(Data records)
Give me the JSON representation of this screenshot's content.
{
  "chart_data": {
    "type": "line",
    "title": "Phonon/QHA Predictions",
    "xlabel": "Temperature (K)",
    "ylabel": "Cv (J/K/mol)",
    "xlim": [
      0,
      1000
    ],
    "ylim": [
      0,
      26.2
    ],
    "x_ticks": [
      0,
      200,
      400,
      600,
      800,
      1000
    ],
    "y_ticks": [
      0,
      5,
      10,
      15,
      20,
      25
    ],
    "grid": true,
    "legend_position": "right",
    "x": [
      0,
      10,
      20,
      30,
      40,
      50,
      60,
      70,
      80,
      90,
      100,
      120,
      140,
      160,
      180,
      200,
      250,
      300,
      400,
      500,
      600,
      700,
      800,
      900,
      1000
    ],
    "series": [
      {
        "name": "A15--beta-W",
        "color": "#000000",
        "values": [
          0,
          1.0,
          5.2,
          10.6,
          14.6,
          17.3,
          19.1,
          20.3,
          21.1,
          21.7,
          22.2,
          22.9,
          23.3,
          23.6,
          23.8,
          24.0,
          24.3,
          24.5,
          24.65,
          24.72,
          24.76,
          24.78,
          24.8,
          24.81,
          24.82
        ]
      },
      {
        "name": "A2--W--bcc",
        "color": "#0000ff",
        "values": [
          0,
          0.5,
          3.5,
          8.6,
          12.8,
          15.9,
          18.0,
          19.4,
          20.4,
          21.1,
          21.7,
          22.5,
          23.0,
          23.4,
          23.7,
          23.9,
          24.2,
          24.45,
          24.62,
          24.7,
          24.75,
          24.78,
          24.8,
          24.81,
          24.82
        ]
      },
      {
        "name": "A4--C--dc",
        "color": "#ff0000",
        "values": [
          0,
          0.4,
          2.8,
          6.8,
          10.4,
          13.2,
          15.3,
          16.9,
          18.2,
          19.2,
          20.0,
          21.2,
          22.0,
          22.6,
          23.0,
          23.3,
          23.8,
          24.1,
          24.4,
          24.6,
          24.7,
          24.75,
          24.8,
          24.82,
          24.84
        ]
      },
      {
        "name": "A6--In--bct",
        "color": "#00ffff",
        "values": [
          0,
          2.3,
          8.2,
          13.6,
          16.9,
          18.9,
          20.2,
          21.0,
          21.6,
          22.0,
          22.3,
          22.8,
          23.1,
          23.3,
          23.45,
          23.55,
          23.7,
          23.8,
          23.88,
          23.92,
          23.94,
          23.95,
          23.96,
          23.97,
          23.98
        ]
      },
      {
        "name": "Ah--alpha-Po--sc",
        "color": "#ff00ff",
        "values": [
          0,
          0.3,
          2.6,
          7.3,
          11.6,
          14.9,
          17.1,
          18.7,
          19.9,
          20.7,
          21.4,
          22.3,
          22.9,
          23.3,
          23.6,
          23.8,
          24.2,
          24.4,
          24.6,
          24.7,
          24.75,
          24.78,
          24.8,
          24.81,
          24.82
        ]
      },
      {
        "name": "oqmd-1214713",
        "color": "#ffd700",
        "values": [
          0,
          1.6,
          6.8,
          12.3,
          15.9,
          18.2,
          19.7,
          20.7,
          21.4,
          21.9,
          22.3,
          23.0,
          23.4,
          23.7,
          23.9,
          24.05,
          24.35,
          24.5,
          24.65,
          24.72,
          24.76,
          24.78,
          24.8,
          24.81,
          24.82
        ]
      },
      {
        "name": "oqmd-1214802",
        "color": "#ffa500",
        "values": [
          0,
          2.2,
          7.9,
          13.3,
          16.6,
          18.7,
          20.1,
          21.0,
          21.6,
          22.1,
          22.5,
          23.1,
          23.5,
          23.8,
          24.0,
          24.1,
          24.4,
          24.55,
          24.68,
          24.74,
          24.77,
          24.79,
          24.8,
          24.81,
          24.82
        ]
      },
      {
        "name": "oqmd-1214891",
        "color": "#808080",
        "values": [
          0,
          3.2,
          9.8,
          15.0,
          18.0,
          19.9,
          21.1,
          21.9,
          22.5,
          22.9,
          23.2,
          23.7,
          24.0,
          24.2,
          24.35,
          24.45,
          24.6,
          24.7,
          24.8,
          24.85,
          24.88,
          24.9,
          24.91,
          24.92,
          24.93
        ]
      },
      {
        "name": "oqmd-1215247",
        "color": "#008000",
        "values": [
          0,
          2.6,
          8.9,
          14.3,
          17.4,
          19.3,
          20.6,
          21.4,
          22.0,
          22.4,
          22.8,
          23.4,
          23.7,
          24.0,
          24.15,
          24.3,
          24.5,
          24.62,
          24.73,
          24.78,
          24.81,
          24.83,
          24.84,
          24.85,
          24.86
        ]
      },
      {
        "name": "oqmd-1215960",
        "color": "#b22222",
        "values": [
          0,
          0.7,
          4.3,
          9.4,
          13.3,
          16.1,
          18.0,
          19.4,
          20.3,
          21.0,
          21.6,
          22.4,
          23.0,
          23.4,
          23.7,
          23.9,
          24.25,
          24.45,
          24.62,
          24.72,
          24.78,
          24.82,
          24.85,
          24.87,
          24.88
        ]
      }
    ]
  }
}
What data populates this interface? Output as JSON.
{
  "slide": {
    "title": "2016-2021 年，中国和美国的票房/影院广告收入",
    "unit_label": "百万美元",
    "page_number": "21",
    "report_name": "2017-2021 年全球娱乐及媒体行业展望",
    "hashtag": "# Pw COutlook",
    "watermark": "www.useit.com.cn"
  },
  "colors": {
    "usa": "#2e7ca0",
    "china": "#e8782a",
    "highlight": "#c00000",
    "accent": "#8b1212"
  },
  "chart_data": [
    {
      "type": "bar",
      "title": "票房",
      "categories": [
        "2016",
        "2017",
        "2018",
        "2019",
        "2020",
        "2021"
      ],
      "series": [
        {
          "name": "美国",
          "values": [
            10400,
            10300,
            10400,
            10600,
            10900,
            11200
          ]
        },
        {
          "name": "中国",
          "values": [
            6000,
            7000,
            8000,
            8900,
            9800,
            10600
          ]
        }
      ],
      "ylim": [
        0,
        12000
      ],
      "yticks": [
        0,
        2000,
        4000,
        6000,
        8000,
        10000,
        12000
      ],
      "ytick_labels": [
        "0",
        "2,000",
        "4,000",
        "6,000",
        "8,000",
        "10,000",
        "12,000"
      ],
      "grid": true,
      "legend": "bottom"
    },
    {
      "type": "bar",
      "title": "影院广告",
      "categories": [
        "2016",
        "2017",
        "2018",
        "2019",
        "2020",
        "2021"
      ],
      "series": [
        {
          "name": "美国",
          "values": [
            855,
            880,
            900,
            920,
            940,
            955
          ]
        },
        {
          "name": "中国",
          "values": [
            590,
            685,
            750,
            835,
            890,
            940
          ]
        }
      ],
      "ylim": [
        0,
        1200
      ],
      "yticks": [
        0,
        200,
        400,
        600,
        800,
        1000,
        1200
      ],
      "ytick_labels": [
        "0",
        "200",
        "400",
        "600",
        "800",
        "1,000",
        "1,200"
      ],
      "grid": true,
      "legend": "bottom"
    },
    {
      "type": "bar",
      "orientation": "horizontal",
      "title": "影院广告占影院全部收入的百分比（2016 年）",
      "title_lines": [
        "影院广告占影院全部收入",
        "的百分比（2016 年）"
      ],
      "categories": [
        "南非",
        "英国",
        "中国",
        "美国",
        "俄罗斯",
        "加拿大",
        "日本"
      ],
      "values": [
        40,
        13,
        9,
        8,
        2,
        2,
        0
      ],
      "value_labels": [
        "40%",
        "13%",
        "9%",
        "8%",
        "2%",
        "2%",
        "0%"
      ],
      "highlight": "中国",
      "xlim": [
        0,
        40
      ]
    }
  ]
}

**Exercise task:**
Give the number of lines in the listing above that hold the string "JSON", with nothing else.

**Finished exercise:**
2